• _What is required_:
Restate the complete material exactly.

(Extracted records)

........

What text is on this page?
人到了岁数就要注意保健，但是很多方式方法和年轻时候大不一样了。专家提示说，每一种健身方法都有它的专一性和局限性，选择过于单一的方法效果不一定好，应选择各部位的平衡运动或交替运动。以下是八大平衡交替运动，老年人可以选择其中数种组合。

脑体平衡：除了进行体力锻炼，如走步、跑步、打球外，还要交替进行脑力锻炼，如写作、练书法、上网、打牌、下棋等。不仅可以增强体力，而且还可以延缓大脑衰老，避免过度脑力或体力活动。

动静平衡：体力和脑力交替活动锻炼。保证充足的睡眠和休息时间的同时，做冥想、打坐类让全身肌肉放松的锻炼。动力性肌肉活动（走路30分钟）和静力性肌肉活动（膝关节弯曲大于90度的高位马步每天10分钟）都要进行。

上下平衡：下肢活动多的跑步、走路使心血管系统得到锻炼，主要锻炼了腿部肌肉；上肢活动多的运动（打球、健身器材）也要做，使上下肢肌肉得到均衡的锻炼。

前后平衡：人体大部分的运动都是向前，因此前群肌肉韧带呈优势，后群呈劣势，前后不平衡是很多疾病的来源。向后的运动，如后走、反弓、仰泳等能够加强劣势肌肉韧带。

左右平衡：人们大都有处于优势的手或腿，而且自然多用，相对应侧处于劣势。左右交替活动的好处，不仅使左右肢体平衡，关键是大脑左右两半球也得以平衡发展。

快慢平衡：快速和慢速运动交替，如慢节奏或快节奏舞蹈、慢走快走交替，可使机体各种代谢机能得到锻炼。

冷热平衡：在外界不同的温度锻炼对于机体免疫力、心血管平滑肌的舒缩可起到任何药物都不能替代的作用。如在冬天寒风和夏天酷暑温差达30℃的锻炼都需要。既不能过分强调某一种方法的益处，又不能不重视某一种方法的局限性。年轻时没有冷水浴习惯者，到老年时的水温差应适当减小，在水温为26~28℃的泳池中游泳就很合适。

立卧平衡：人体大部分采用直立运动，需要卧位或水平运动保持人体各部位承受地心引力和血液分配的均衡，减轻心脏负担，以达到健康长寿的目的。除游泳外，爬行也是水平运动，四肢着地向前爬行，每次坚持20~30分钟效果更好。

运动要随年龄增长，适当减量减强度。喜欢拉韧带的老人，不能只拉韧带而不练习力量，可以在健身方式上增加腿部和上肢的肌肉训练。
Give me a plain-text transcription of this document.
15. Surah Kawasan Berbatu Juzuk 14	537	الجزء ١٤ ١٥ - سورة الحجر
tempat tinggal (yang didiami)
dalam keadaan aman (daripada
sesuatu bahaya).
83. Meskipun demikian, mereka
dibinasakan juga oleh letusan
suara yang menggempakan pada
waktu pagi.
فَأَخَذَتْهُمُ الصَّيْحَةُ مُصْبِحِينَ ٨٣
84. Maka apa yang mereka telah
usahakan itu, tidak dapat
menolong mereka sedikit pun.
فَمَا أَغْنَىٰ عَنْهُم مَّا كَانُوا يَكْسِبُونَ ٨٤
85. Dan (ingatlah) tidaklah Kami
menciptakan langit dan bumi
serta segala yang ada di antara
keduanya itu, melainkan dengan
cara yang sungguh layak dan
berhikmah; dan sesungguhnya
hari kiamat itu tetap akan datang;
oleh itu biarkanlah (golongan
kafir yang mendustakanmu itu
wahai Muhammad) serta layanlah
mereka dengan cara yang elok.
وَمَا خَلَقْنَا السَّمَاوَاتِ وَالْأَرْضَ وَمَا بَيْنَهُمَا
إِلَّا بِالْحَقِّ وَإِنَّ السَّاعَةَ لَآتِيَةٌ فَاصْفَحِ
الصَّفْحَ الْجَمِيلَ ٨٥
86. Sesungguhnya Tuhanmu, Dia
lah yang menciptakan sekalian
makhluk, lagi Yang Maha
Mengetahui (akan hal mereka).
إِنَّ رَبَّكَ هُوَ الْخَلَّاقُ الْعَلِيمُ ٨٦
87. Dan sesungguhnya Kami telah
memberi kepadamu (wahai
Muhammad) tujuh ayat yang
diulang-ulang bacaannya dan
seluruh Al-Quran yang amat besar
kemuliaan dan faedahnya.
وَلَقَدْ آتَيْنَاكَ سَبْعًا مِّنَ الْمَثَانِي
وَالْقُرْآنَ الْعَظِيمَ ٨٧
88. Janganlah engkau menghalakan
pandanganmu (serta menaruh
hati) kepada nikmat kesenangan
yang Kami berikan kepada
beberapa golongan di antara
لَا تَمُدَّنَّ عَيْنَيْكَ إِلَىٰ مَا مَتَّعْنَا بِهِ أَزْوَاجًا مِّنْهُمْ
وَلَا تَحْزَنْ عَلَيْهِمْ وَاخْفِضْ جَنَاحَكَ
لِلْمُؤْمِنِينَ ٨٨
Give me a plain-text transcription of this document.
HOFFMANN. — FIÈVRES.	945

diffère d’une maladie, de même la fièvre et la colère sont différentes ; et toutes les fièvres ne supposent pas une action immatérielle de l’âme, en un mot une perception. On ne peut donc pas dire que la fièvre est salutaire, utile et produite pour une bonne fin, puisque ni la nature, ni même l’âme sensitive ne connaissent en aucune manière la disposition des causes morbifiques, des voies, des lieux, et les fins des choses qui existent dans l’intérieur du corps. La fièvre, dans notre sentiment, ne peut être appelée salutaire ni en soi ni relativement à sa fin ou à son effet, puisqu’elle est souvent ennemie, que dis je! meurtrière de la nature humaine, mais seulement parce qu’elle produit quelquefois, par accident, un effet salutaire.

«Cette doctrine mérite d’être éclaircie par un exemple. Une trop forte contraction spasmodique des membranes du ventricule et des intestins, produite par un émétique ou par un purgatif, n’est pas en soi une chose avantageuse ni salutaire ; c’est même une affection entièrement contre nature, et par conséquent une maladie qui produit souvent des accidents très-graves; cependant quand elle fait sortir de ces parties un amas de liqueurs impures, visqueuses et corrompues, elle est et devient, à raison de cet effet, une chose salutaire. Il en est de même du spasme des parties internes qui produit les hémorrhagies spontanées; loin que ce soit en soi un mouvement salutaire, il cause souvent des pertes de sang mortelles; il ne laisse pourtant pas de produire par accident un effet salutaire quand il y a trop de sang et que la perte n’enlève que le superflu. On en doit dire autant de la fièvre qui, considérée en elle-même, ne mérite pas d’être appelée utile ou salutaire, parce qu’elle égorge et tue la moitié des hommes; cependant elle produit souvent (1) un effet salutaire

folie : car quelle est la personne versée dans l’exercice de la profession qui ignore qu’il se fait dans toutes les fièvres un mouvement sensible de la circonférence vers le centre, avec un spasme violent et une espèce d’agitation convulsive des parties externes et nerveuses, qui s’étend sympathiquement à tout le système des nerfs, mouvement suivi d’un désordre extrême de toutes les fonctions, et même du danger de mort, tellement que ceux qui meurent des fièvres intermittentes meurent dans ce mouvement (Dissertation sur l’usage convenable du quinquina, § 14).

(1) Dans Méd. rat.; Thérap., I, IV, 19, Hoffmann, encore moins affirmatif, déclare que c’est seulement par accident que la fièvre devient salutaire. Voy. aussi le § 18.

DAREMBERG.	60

........

• _Correct output_:
What text is on this page?
人到了岁数就要注意保健，但是很多方式方法和年轻时候大不一样了。专家提示说，每一种健身方法都有它的专一性和局限性，选择过于单一的方法效果不一定好，应选择各部位的平衡运动或交替运动。以下是八大平衡交替运动，老年人可以选择其中数种组合。

脑体平衡：除了进行体力锻炼，如走步、跑步、打球外，还要交替进行脑力锻炼，如写作、练书法、上网、打牌、下棋等。不仅可以增强体力，而且还可以延缓大脑衰老，避免过度脑力或体力活动。

动静平衡：体力和脑力交替活动锻炼。保证充足的睡眠和休息时间的同时，做冥想、打坐类让全身肌肉放松的锻炼。动力性肌肉活动（走路30分钟）和静力性肌肉活动（膝关节弯曲大于90度的高位马步每天10分钟）都要进行。

上下平衡：下肢活动多的跑步、走路使心血管系统得到锻炼，主要锻炼了腿部肌肉；上肢活动多的运动（打球、健身器材）也要做，使上下肢肌肉得到均衡的锻炼。

前后平衡：人体大部分的运动都是向前，因此前群肌肉韧带呈优势，后群呈劣势，前后不平衡是很多疾病的来源。向后的运动，如后走、反弓、仰泳等能够加强劣势肌肉韧带。

左右平衡：人们大都有处于优势的手或腿，而且自然多用，相对应侧处于劣势。左右交替活动的好处，不仅使左右肢体平衡，关键是大脑左右两半球也得以平衡发展。

快慢平衡：快速和慢速运动交替，如慢节奏或快节奏舞蹈、慢走快走交替，可使机体各种代谢机能得到锻炼。

冷热平衡：在外界不同的温度锻炼对于机体免疫力、心血管平滑肌的舒缩可起到任何药物都不能替代的作用。如在冬天寒风和夏天酷暑温差达30℃的锻炼都需要。既不能过分强调某一种方法的益处，又不能不重视某一种方法的局限性。年轻时没有冷水浴习惯者，到老年时的水温差应适当减小，在水温为26~28℃的泳池中游泳就很合适。

立卧平衡：人体大部分采用直立运动，需要卧位或水平运动保持人体各部位承受地心引力和血液分配的均衡，减轻心脏负担，以达到健康长寿的目的。除游泳外，爬行也是水平运动，四肢着地向前爬行，每次坚持20~30分钟效果更好。

运动要随年龄增长，适当减量减强度。喜欢拉韧带的老人，不能只拉韧带而不练习力量，可以在健身方式上增加腿部和上肢的肌肉训练。
Give me a plain-text transcription of this document.
15. Surah Kawasan Berbatu Juzuk 14	537	الجزء ١٤ ١٥ - سورة الحجر
tempat tinggal (yang didiami)
dalam keadaan aman (daripada
sesuatu bahaya).
83. Meskipun demikian, mereka
dibinasakan juga oleh letusan
suara yang menggempakan pada
waktu pagi.
فَأَخَذَتْهُمُ الصَّيْحَةُ مُصْبِحِينَ ٨٣
84. Maka apa yang mereka telah
usahakan itu, tidak dapat
menolong mereka sedikit pun.
فَمَا أَغْنَىٰ عَنْهُم مَّا كَانُوا يَكْسِبُونَ ٨٤
85. Dan (ingatlah) tidaklah Kami
menciptakan langit dan bumi
serta segala yang ada di antara
keduanya itu, melainkan dengan
cara yang sungguh layak dan
berhikmah; dan sesungguhnya
hari kiamat itu tetap akan datang;
oleh itu biarkanlah (golongan
kafir yang mendustakanmu itu
wahai Muhammad) serta layanlah
mereka dengan cara yang elok.
وَمَا خَلَقْنَا السَّمَاوَاتِ وَالْأَرْضَ وَمَا بَيْنَهُمَا
إِلَّا بِالْحَقِّ وَإِنَّ السَّاعَةَ لَآتِيَةٌ فَاصْفَحِ
الصَّفْحَ الْجَمِيلَ ٨٥
86. Sesungguhnya Tuhanmu, Dia
lah yang menciptakan sekalian
makhluk, lagi Yang Maha
Mengetahui (akan hal mereka).
إِنَّ رَبَّكَ هُوَ الْخَلَّاقُ الْعَلِيمُ ٨٦
87. Dan sesungguhnya Kami telah
memberi kepadamu (wahai
Muhammad) tujuh ayat yang
diulang-ulang bacaannya dan
seluruh Al-Quran yang amat besar
kemuliaan dan faedahnya.
وَلَقَدْ آتَيْنَاكَ سَبْعًا مِّنَ الْمَثَانِي
وَالْقُرْآنَ الْعَظِيمَ ٨٧
88. Janganlah engkau menghalakan
pandanganmu (serta menaruh
hati) kepada nikmat kesenangan
yang Kami berikan kepada
beberapa golongan di antara
لَا تَمُدَّنَّ عَيْنَيْكَ إِلَىٰ مَا مَتَّعْنَا بِهِ أَزْوَاجًا مِّنْهُمْ
وَلَا تَحْزَنْ عَلَيْهِمْ وَاخْفِضْ جَنَاحَكَ
لِلْمُؤْمِنِينَ ٨٨
Give me a plain-text transcription of this document.
HOFFMANN. — FIÈVRES.	945

diffère d’une maladie, de même la fièvre et la colère sont différentes ; et toutes les fièvres ne supposent pas une action immatérielle de l’âme, en un mot une perception. On ne peut donc pas dire que la fièvre est salutaire, utile et produite pour une bonne fin, puisque ni la nature, ni même l’âme sensitive ne connaissent en aucune manière la disposition des causes morbifiques, des voies, des lieux, et les fins des choses qui existent dans l’intérieur du corps. La fièvre, dans notre sentiment, ne peut être appelée salutaire ni en soi ni relativement à sa fin ou à son effet, puisqu’elle est souvent ennemie, que dis je! meurtrière de la nature humaine, mais seulement parce qu’elle produit quelquefois, par accident, un effet salutaire.

«Cette doctrine mérite d’être éclaircie par un exemple. Une trop forte contraction spasmodique des membranes du ventricule et des intestins, produite par un émétique ou par un purgatif, n’est pas en soi une chose avantageuse ni salutaire ; c’est même une affection entièrement contre nature, et par conséquent une maladie qui produit souvent des accidents très-graves; cependant quand elle fait sortir de ces parties un amas de liqueurs impures, visqueuses et corrompues, elle est et devient, à raison de cet effet, une chose salutaire. Il en est de même du spasme des parties internes qui produit les hémorrhagies spontanées; loin que ce soit en soi un mouvement salutaire, il cause souvent des pertes de sang mortelles; il ne laisse pourtant pas de produire par accident un effet salutaire quand il y a trop de sang et que la perte n’enlève que le superflu. On en doit dire autant de la fièvre qui, considérée en elle-même, ne mérite pas d’être appelée utile ou salutaire, parce qu’elle égorge et tue la moitié des hommes; cependant elle produit souvent (1) un effet salutaire

folie : car quelle est la personne versée dans l’exercice de la profession qui ignore qu’il se fait dans toutes les fièvres un mouvement sensible de la circonférence vers le centre, avec un spasme violent et une espèce d’agitation convulsive des parties externes et nerveuses, qui s’étend sympathiquement à tout le système des nerfs, mouvement suivi d’un désordre extrême de toutes les fonctions, et même du danger de mort, tellement que ceux qui meurent des fièvres intermittentes meurent dans ce mouvement (Dissertation sur l’usage convenable du quinquina, § 14).

(1) Dans Méd. rat.; Thérap., I, IV, 19, Hoffmann, encore moins affirmatif, déclare que c’est seulement par accident que la fièvre devient salutaire. Voy. aussi le § 18.

DAREMBERG.	60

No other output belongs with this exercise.